Challenge: Locate the lines of the listing below that hold "проф", then copy each of them.

Source data:
--
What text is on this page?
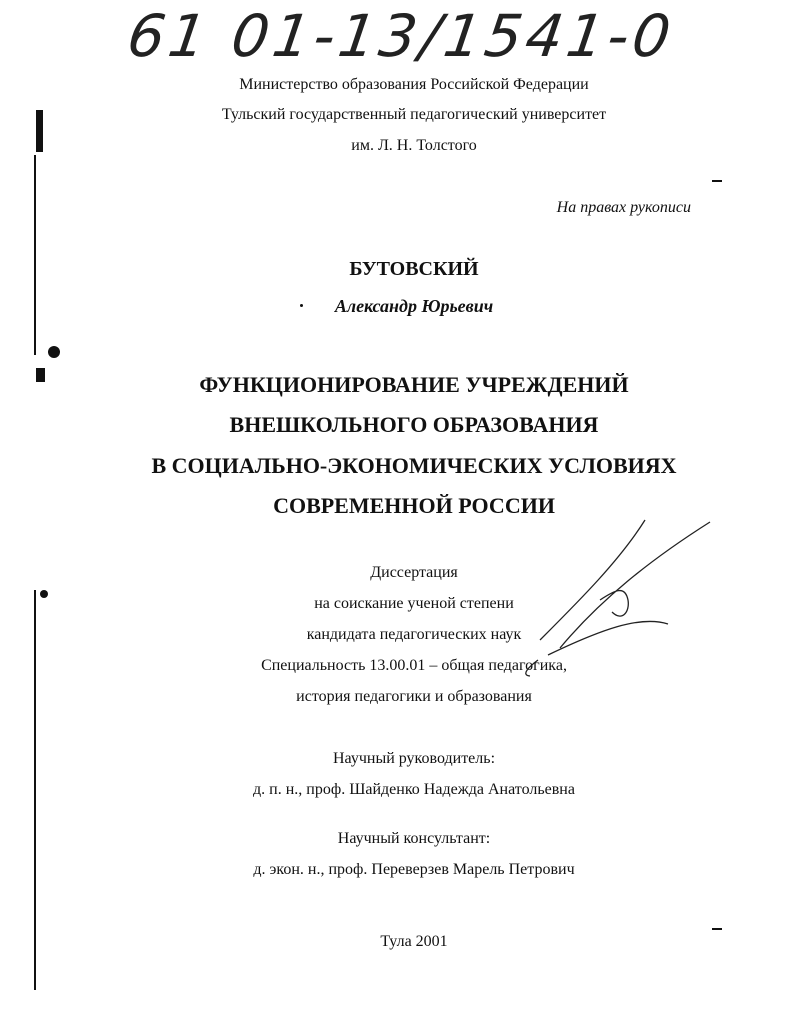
61 01-13/1541-0
Министерство образования Российской Федерации
Тульский государственный педагогический университет
им. Л. Н. Толстого
На правах рукописи
БУТОВСКИЙ
Александр Юрьевич
ФУНКЦИОНИРОВАНИЕ УЧРЕЖДЕНИЙ
ВНЕШКОЛЬНОГО ОБРАЗОВАНИЯ
В СОЦИАЛЬНО-ЭКОНОМИЧЕСКИХ УСЛОВИЯХ
СОВРЕМЕННОЙ РОССИИ
Диссертация
на соискание ученой степени
кандидата педагогических наук
Специальность 13.00.01 – общая педагогика,
история педагогики и образования
Научный руководитель:
д. п. н., проф. Шайденко Надежда Анатольевна
Научный консультант:
д. экон. н., проф. Переверзев Марель Петрович
Тула 2001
--
Task solution:
д. п. н., проф. Шайденко Надежда Анатольевна
д. экон. н., проф. Переверзев Марель Петрович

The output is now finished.